(Dataset records)
□ □ □ □ □ □ □

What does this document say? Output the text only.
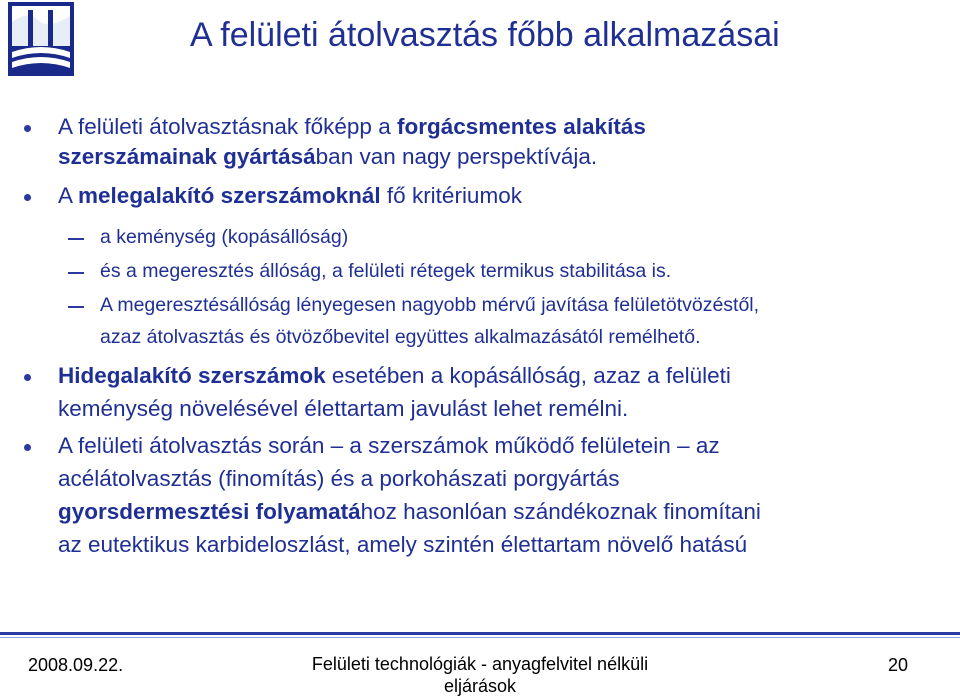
A felületi átolvasztás főbb alkalmazásai
A felületi átolvasztásnak főképp a forgácsmentes alakítás
szerszámainak gyártásában van nagy perspektívája.
A melegalakító szerszámoknál fő kritériumok
a keménység (kopásállóság)
és a megeresztés állóság, a felületi rétegek termikus stabilitása is.
A megeresztésállóság lényegesen nagyobb mérvű javítása felületötvözéstől,
azaz átolvasztás és ötvözőbevitel együttes alkalmazásától remélhető.
Hidegalakító szerszámok esetében a kopásállóság, azaz a felületi
keménység növelésével élettartam javulást lehet remélni.
A felületi átolvasztás során – a szerszámok működő felületein – az
acélátolvasztás (finomítás) és a porkohászati porgyártás
gyorsdermesztési folyamatához hasonlóan szándékoznak finomítani
az eutektikus karbideloszlást, amely szintén élettartam növelő hatású
2008.09.22.	Felületi technológiák - anyagfelvitel nélküli eljárások
20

□ □ □ □ □ □ □

* The problem *
Leave the pictures out and output the rest of the listing exactly.

* Solved problem *
What does this document say? Output the text only.
A felületi átolvasztás főbb alkalmazásai
A felületi átolvasztásnak főképp a forgácsmentes alakítás
szerszámainak gyártásában van nagy perspektívája.
A melegalakító szerszámoknál fő kritériumok
a keménység (kopásállóság)
és a megeresztés állóság, a felületi rétegek termikus stabilitása is.
A megeresztésállóság lényegesen nagyobb mérvű javítása felületötvözéstől,
azaz átolvasztás és ötvözőbevitel együttes alkalmazásától remélhető.
Hidegalakító szerszámok esetében a kopásállóság, azaz a felületi
keménység növelésével élettartam javulást lehet remélni.
A felületi átolvasztás során – a szerszámok működő felületein – az
acélátolvasztás (finomítás) és a porkohászati porgyártás
gyorsdermesztési folyamatához hasonlóan szándékoznak finomítani
az eutektikus karbideloszlást, amely szintén élettartam növelő hatású
2008.09.22.	Felületi technológiák - anyagfelvitel nélküli eljárások
20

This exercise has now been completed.